* [Exercise input]:
****
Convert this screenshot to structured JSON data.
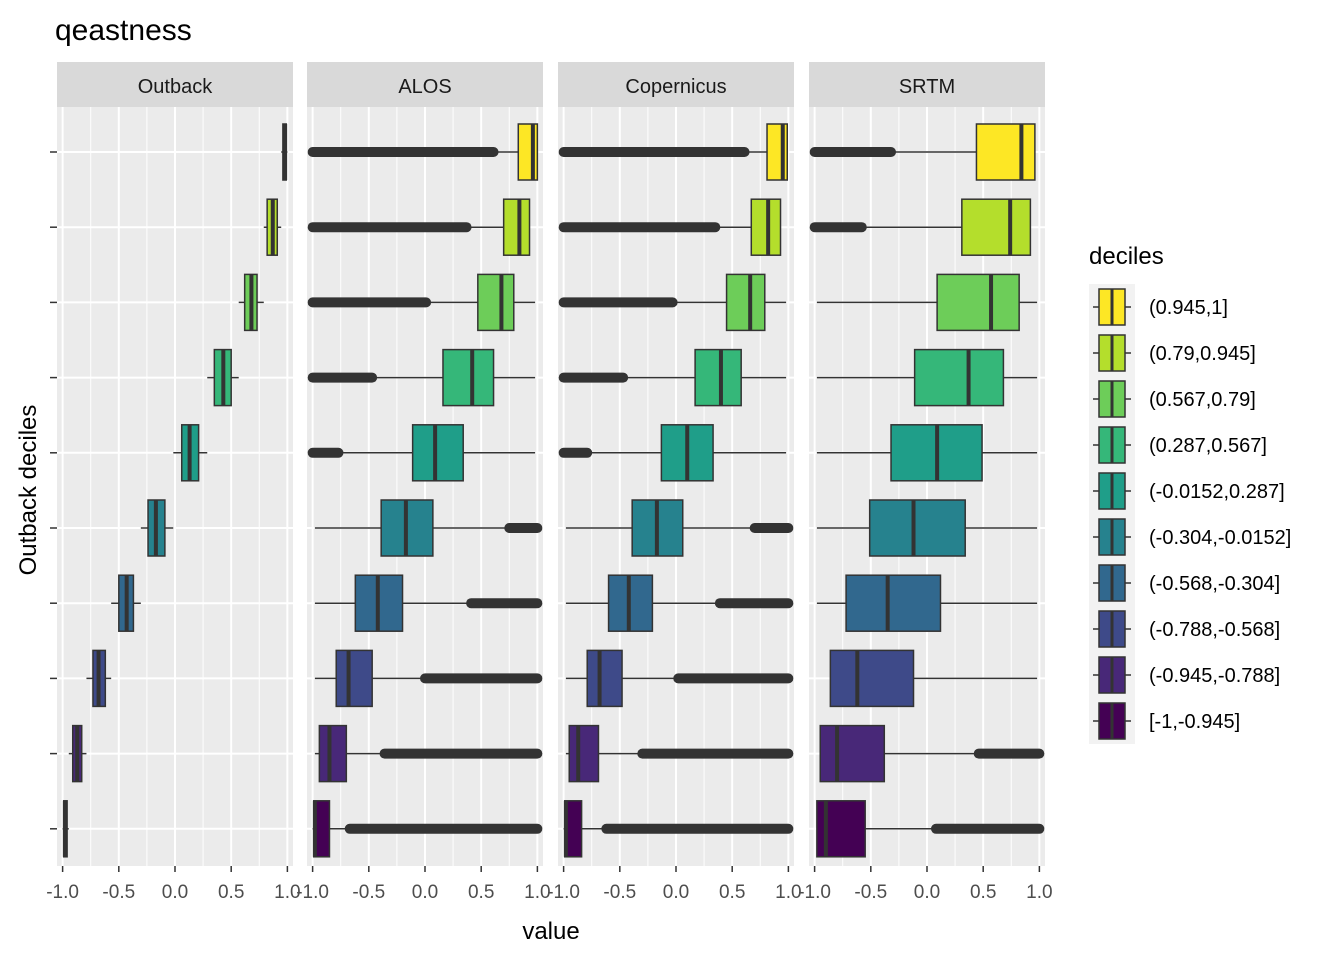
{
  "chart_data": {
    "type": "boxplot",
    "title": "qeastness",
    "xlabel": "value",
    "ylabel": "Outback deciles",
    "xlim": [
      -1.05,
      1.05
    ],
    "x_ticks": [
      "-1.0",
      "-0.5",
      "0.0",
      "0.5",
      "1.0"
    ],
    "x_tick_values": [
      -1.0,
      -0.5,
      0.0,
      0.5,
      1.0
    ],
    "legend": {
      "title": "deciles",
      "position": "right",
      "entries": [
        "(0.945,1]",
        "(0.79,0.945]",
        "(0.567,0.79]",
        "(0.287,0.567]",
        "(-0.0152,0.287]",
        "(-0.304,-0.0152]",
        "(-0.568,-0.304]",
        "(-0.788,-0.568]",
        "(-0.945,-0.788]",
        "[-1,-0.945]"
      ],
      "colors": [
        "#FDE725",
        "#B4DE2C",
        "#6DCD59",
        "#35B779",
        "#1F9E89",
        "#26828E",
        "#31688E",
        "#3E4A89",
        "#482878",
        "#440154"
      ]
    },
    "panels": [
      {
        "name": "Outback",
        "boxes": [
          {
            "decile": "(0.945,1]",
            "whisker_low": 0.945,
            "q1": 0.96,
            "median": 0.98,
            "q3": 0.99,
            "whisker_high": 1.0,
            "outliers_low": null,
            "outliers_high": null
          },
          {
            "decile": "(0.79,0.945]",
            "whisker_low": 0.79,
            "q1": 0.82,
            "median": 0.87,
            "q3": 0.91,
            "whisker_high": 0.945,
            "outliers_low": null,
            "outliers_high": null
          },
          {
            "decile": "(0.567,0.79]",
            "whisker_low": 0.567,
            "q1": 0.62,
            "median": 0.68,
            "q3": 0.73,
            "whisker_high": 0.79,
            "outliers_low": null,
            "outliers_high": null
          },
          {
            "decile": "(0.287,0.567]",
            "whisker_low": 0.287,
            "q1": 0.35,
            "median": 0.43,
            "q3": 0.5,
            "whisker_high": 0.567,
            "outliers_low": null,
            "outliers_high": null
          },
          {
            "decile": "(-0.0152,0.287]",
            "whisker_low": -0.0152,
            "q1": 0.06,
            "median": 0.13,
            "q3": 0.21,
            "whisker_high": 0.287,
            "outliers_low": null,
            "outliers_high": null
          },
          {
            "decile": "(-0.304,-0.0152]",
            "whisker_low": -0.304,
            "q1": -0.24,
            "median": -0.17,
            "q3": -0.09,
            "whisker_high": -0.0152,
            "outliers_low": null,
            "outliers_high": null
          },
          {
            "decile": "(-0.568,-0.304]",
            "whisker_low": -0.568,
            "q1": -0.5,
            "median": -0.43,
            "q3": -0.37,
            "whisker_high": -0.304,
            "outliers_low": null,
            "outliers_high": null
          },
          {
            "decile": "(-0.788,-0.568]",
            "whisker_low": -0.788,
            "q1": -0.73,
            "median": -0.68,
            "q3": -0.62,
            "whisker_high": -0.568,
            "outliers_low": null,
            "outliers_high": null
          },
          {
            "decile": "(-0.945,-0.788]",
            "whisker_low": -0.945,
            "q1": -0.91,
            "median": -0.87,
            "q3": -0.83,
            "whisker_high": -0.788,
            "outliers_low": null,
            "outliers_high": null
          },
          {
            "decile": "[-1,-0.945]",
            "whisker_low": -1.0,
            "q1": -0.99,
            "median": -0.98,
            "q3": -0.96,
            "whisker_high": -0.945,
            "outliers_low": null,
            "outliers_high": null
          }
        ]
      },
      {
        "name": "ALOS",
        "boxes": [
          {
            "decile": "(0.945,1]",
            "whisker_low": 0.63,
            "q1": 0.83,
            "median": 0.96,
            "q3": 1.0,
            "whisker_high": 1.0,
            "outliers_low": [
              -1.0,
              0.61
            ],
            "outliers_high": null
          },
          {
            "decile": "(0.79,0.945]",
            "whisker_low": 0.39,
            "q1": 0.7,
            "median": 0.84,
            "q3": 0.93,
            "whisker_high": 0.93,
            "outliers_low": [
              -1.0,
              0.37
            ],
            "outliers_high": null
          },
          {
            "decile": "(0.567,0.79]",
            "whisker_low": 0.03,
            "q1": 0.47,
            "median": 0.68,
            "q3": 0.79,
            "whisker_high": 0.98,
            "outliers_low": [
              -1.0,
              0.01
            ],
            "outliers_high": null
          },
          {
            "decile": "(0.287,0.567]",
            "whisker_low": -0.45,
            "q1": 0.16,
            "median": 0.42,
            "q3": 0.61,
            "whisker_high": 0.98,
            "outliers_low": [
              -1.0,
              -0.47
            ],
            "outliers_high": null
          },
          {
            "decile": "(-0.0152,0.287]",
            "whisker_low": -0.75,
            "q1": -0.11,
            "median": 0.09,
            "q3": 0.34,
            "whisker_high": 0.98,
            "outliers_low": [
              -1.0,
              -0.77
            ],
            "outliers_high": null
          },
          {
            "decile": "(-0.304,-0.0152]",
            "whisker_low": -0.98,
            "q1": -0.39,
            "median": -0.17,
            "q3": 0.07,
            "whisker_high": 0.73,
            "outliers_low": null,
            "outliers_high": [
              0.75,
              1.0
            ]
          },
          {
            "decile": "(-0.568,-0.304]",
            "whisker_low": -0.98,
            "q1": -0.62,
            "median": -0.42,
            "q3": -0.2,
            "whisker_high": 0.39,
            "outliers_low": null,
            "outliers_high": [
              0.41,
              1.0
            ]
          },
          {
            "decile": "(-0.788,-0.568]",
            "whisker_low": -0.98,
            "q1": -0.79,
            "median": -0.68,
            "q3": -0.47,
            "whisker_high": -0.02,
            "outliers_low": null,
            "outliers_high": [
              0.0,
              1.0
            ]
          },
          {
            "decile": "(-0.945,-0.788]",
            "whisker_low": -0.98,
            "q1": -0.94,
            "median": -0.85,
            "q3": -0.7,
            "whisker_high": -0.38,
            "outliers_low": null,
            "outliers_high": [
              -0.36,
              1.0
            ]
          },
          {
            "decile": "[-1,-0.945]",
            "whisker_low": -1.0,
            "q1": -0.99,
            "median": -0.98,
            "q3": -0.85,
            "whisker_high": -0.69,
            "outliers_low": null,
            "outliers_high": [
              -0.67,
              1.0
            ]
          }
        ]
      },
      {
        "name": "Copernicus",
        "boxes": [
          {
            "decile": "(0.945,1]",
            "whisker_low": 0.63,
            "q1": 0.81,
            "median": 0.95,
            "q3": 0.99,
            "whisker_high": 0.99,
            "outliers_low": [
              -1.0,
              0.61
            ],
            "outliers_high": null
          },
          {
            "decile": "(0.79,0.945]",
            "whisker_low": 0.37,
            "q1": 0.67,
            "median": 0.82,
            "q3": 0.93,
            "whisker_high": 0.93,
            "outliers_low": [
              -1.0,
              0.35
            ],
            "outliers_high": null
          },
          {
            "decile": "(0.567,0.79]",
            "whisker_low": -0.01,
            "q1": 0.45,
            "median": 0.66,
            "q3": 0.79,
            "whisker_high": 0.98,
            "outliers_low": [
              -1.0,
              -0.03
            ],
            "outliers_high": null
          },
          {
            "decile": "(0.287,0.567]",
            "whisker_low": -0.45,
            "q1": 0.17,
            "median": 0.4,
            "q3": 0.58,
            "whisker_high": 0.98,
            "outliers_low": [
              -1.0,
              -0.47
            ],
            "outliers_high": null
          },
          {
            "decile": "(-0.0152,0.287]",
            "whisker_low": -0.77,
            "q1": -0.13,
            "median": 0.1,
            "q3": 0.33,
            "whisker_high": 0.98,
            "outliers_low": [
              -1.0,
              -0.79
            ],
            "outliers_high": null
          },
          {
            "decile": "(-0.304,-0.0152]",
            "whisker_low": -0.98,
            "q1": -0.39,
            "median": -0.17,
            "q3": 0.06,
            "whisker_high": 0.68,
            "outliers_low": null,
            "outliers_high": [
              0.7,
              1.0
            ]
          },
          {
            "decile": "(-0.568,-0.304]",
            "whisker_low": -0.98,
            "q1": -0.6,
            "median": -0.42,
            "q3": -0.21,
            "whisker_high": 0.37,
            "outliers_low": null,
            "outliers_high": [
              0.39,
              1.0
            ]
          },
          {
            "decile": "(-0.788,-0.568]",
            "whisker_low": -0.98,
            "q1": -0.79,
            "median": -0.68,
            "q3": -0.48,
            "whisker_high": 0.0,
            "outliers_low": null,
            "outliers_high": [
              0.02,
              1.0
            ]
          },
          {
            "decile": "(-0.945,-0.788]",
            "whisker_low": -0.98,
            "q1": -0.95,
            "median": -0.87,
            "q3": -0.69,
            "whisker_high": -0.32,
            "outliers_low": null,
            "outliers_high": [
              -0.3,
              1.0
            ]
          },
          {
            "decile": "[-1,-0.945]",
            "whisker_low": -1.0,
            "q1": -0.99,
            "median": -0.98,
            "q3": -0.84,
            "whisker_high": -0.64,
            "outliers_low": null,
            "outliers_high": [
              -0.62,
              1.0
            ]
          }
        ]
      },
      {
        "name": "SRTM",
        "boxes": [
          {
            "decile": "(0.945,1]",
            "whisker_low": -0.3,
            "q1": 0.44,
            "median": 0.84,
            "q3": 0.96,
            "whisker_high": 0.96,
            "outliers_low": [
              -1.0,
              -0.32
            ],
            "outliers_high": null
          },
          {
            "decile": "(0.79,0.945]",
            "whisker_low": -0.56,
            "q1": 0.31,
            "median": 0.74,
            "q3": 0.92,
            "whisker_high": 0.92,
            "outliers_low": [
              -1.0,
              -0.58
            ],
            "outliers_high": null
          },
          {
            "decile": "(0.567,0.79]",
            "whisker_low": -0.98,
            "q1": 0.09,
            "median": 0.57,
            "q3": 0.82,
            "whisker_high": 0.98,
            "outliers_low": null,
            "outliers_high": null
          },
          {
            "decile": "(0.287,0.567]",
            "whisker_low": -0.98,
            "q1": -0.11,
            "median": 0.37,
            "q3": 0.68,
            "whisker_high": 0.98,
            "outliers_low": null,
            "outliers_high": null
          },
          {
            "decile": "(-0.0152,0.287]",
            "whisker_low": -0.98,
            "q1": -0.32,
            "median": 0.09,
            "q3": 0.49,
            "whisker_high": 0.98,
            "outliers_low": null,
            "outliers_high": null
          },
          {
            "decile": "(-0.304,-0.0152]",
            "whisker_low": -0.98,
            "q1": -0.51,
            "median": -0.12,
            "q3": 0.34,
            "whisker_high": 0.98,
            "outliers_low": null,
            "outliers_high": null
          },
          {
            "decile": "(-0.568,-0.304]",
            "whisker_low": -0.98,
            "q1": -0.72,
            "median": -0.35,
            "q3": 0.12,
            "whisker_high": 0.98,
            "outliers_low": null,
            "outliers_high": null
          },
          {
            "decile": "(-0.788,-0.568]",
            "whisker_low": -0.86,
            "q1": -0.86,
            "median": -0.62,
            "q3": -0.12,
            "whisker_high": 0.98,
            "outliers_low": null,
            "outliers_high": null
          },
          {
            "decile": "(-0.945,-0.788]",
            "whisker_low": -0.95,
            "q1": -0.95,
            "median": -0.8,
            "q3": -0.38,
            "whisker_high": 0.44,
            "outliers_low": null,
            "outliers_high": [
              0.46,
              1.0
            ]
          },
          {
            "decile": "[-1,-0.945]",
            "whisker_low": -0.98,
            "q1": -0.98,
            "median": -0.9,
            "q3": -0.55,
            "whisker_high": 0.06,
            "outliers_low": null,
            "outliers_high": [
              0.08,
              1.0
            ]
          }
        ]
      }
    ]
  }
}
****
Go through the preceding material and copy each line that has the word "Outback".

* [The solution]:
    "ylabel": "Outback deciles",
        "name": "Outback",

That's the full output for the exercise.